▶ Written task: Pick out the lines in the listing below that contain the word "Druck" and copy them.

▶ Supplied material:

- - -

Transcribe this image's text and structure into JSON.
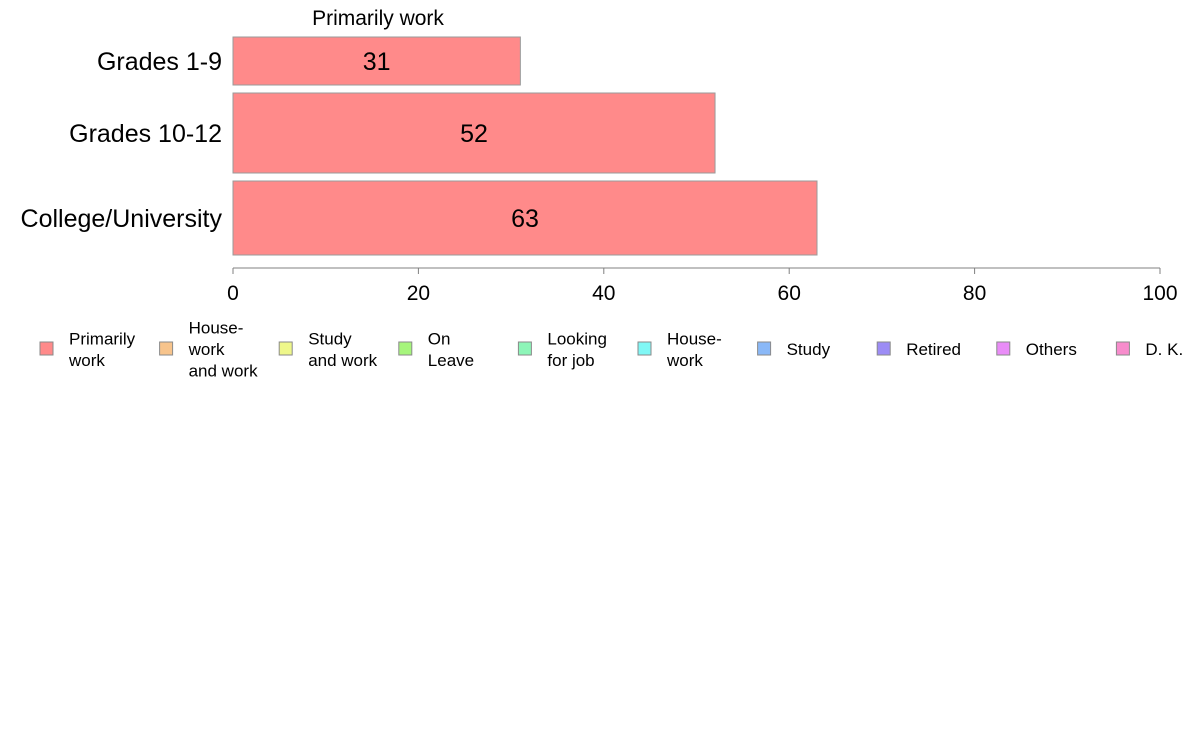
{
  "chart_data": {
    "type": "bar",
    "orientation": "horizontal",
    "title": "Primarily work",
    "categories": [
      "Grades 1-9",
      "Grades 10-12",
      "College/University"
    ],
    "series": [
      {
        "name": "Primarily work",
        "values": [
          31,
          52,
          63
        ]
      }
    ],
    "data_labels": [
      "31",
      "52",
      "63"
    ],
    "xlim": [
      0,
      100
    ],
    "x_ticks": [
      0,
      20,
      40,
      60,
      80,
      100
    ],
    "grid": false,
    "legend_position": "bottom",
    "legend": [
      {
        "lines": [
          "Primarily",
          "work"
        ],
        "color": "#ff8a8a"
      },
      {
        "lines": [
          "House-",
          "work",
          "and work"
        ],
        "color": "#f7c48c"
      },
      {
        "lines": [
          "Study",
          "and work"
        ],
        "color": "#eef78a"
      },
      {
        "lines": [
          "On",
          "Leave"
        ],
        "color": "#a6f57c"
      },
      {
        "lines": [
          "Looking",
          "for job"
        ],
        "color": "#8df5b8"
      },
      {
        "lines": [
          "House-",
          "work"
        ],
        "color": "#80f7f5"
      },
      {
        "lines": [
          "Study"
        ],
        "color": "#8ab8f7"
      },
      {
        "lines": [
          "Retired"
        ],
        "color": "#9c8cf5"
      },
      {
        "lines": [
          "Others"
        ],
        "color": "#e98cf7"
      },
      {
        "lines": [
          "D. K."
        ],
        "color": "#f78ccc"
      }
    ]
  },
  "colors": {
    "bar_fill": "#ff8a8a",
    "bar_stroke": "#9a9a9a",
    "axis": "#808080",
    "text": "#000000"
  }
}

- - -

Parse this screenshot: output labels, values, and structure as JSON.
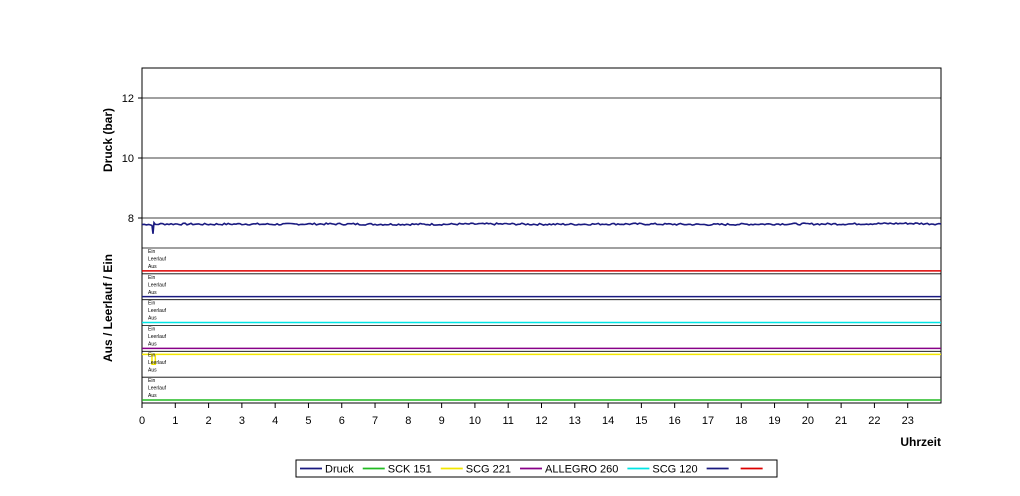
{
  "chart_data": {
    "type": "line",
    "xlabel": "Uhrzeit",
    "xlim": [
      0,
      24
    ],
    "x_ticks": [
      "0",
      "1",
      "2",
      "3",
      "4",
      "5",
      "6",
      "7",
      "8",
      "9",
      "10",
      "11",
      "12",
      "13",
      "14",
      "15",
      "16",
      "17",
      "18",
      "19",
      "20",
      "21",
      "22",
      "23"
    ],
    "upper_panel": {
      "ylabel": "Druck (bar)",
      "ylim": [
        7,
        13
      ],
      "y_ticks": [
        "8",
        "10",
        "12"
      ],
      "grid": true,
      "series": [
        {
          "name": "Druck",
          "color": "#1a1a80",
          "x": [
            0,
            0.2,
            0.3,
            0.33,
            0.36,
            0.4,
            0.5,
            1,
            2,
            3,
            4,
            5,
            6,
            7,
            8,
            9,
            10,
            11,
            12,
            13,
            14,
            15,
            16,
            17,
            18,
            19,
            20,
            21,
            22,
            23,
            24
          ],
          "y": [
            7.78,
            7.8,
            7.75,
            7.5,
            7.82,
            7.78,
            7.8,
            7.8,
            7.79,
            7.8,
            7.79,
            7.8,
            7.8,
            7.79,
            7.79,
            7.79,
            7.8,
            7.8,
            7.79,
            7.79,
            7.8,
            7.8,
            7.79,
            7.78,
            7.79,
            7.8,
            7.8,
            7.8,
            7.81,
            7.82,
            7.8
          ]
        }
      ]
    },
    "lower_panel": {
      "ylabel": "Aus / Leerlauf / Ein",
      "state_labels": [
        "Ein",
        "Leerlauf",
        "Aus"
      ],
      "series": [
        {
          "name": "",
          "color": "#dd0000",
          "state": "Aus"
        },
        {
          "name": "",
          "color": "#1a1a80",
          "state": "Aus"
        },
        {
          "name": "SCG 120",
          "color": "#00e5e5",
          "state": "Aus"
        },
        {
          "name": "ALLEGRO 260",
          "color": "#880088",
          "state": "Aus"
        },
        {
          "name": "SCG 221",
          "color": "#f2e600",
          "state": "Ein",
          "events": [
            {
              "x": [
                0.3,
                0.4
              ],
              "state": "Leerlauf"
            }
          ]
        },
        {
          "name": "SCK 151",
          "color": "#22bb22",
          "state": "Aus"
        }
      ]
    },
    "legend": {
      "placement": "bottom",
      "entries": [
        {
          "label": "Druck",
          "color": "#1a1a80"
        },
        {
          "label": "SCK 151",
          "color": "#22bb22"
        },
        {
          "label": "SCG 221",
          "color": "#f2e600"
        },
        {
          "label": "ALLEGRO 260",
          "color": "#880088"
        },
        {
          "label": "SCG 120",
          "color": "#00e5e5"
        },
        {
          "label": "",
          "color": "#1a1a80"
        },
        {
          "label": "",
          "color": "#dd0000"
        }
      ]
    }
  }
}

- - -

▶ Exercise output:
      "ylabel": "Druck (bar)",
          "name": "Druck",
          "label": "Druck",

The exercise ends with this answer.